Dataset entries
═══

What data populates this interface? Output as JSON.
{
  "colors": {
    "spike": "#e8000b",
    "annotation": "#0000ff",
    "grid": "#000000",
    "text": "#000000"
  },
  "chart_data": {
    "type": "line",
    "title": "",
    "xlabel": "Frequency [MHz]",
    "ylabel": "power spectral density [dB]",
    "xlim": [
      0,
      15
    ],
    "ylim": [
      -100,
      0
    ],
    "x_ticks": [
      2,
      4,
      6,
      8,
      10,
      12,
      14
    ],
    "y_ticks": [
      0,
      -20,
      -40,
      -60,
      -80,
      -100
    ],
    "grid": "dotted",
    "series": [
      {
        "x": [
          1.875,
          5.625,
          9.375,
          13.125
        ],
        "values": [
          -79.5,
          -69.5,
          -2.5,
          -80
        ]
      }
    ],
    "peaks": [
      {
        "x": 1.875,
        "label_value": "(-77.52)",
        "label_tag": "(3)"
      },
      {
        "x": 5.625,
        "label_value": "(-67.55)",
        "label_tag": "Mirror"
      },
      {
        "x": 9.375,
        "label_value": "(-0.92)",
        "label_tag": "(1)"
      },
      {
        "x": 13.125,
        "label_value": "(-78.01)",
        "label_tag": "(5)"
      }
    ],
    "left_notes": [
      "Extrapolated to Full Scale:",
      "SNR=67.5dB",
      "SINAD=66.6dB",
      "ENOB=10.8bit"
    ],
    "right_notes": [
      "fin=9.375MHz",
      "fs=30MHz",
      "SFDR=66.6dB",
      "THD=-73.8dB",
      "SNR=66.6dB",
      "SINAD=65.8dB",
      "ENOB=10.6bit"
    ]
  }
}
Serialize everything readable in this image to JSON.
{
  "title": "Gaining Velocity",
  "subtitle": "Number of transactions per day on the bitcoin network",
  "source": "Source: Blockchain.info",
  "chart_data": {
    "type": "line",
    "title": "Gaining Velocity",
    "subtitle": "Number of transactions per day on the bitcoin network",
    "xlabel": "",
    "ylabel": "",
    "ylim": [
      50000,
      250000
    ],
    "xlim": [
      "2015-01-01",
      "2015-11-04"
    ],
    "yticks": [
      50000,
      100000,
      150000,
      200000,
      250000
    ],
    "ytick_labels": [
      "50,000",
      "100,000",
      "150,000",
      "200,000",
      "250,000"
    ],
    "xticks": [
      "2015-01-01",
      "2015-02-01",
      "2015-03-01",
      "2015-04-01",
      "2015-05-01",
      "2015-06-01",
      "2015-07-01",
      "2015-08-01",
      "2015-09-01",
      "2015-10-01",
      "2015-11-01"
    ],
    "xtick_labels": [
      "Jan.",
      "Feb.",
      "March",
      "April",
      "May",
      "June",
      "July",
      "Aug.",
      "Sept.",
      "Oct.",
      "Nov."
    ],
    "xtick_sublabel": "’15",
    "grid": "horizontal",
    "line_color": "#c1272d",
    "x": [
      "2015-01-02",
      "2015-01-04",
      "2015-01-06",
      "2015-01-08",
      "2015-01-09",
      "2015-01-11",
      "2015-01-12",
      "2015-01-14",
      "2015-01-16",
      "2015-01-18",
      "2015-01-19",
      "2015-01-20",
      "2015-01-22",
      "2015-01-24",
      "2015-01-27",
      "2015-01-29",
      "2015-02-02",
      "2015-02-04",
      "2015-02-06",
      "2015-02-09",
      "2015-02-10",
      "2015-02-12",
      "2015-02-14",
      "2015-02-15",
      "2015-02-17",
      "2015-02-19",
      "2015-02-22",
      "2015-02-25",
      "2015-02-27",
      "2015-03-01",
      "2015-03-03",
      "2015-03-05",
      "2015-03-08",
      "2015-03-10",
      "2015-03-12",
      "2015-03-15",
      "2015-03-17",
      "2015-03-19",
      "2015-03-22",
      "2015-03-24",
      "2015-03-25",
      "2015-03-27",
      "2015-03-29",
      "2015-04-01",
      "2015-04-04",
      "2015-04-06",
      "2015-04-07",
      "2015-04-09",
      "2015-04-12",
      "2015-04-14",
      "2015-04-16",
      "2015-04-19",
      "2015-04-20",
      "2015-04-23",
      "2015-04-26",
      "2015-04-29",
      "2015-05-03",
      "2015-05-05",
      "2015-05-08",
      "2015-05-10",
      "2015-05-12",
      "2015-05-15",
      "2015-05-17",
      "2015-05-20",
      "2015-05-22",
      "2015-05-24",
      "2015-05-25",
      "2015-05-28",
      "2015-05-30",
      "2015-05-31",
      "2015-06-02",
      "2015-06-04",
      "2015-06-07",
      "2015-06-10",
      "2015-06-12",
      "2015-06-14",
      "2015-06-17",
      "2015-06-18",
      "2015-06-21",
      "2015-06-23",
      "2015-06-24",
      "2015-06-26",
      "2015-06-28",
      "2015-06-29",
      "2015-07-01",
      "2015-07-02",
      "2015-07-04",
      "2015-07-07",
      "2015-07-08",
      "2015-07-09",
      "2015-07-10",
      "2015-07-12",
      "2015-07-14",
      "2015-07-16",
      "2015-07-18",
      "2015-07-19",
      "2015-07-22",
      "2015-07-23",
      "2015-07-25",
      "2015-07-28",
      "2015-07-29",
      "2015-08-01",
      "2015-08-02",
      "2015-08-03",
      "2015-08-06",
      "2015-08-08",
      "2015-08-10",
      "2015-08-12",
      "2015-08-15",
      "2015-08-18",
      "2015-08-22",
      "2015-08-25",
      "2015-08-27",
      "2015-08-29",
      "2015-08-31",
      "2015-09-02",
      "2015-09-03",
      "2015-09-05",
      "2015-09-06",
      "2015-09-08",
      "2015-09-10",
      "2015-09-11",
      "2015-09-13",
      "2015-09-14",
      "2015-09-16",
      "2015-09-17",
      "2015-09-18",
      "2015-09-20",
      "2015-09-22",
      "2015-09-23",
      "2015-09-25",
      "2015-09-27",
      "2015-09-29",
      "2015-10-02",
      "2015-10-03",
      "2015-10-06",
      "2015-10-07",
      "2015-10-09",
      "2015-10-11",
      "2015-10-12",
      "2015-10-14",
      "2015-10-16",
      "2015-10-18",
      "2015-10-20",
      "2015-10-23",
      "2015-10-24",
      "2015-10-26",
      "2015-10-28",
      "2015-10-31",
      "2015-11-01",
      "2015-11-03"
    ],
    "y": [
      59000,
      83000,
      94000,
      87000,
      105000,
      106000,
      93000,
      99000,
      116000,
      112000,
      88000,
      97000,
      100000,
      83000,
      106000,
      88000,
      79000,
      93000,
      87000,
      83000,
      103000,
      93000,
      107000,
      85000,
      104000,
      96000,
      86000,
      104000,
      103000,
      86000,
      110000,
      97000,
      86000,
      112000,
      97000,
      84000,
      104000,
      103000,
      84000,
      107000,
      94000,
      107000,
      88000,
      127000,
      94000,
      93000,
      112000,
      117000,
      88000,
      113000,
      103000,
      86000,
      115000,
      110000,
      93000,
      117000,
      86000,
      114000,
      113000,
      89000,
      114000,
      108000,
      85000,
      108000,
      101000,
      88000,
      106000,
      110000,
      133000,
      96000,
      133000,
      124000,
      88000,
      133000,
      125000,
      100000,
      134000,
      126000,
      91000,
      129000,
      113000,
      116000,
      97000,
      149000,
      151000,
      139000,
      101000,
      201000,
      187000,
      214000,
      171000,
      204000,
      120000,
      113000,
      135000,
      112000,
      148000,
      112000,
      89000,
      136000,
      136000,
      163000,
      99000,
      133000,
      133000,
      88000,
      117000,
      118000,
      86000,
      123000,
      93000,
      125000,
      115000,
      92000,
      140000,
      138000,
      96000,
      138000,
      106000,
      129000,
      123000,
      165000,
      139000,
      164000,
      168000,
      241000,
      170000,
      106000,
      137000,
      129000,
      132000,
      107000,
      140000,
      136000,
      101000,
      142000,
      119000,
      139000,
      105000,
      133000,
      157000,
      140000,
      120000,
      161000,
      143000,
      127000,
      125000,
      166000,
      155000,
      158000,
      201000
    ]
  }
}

═══

For the listing above, identify each line bearing "JSON".

*RESPONSE TO THE EXERCISE:*
What data populates this interface? Output as JSON.
Serialize everything readable in this image to JSON.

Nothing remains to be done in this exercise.